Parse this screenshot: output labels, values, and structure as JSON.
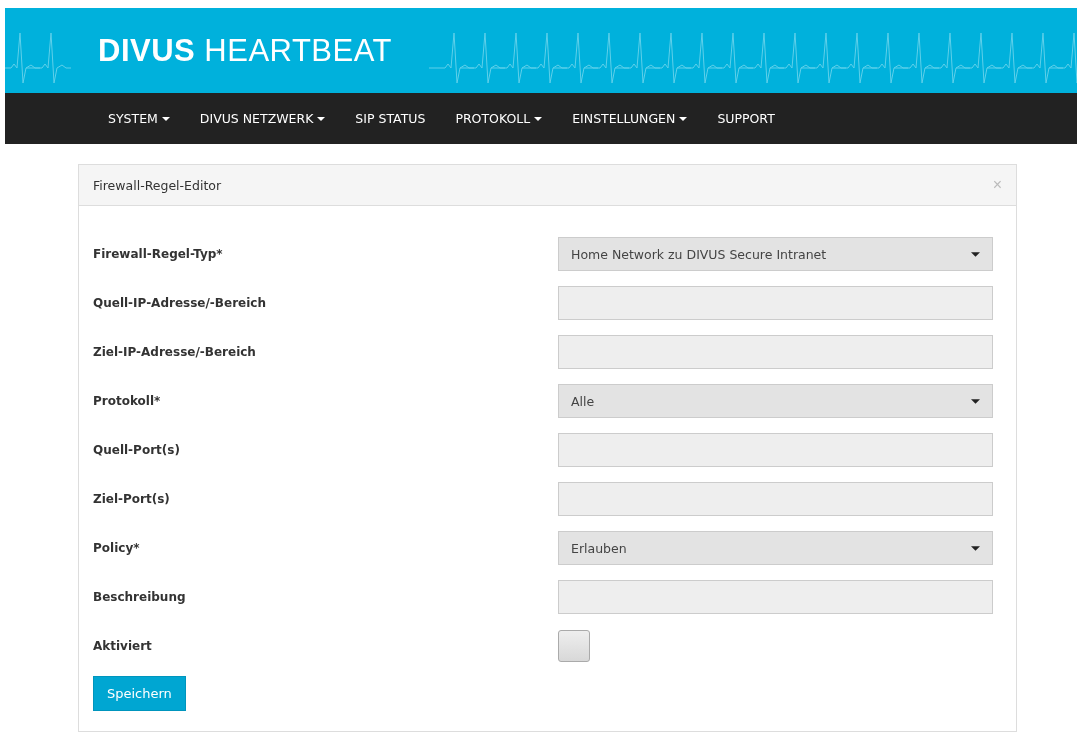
{
  "header": {
    "logo": "**DIVUS** HEARTBEAT"
  },
  "nav": [
    {
      "label": "SYSTEM",
      "dropdown": true
    },
    {
      "label": "DIVUS NETZWERK",
      "dropdown": true
    },
    {
      "label": "SIP STATUS",
      "dropdown": false
    },
    {
      "label": "PROTOKOLL",
      "dropdown": true
    },
    {
      "label": "EINSTELLUNGEN",
      "dropdown": true
    },
    {
      "label": "SUPPORT",
      "dropdown": false
    }
  ],
  "panel": {
    "title": "Firewall-Regel-Editor",
    "close": "×",
    "fields": [
      {
        "label": "Firewall-Regel-Typ*",
        "kind": "select",
        "value": "Home Network zu DIVUS Secure Intranet"
      },
      {
        "label": "Quell-IP-Adresse/-Bereich",
        "kind": "text"
      },
      {
        "label": "Ziel-IP-Adresse/-Bereich",
        "kind": "text"
      },
      {
        "label": "Protokoll*",
        "kind": "select",
        "value": "Alle"
      },
      {
        "label": "Quell-Port(s)",
        "kind": "text"
      },
      {
        "label": "Ziel-Port(s)",
        "kind": "text"
      },
      {
        "label": "Policy*",
        "kind": "select",
        "value": "Erlauben"
      },
      {
        "label": "Beschreibung",
        "kind": "text"
      },
      {
        "label": "Aktiviert",
        "kind": "checkbox",
        "checked": false
      }
    ],
    "save_button": "Speichern"
  }
}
******
#### REQUIREMENTS:
Repeat the data exactly, without the pictures.

#### THE OUTPUT:
Parse this screenshot: output labels, values, and structure as JSON.
{
  "header": {
    "logo": "**DIVUS** HEARTBEAT"
  },
  "nav": [
    {
      "label": "SYSTEM",
      "dropdown": true
    },
    {
      "label": "DIVUS NETZWERK",
      "dropdown": true
    },
    {
      "label": "SIP STATUS",
      "dropdown": false
    },
    {
      "label": "PROTOKOLL",
      "dropdown": true
    },
    {
      "label": "EINSTELLUNGEN",
      "dropdown": true
    },
    {
      "label": "SUPPORT",
      "dropdown": false
    }
  ],
  "panel": {
    "title": "Firewall-Regel-Editor",
    "close": "×",
    "fields": [
      {
        "label": "Firewall-Regel-Typ*",
        "kind": "select",
        "value": "Home Network zu DIVUS Secure Intranet"
      },
      {
        "label": "Quell-IP-Adresse/-Bereich",
        "kind": "text"
      },
      {
        "label": "Ziel-IP-Adresse/-Bereich",
        "kind": "text"
      },
      {
        "label": "Protokoll*",
        "kind": "select",
        "value": "Alle"
      },
      {
        "label": "Quell-Port(s)",
        "kind": "text"
      },
      {
        "label": "Ziel-Port(s)",
        "kind": "text"
      },
      {
        "label": "Policy*",
        "kind": "select",
        "value": "Erlauben"
      },
      {
        "label": "Beschreibung",
        "kind": "text"
      },
      {
        "label": "Aktiviert",
        "kind": "checkbox",
        "checked": false
      }
    ],
    "save_button": "Speichern"
  }
}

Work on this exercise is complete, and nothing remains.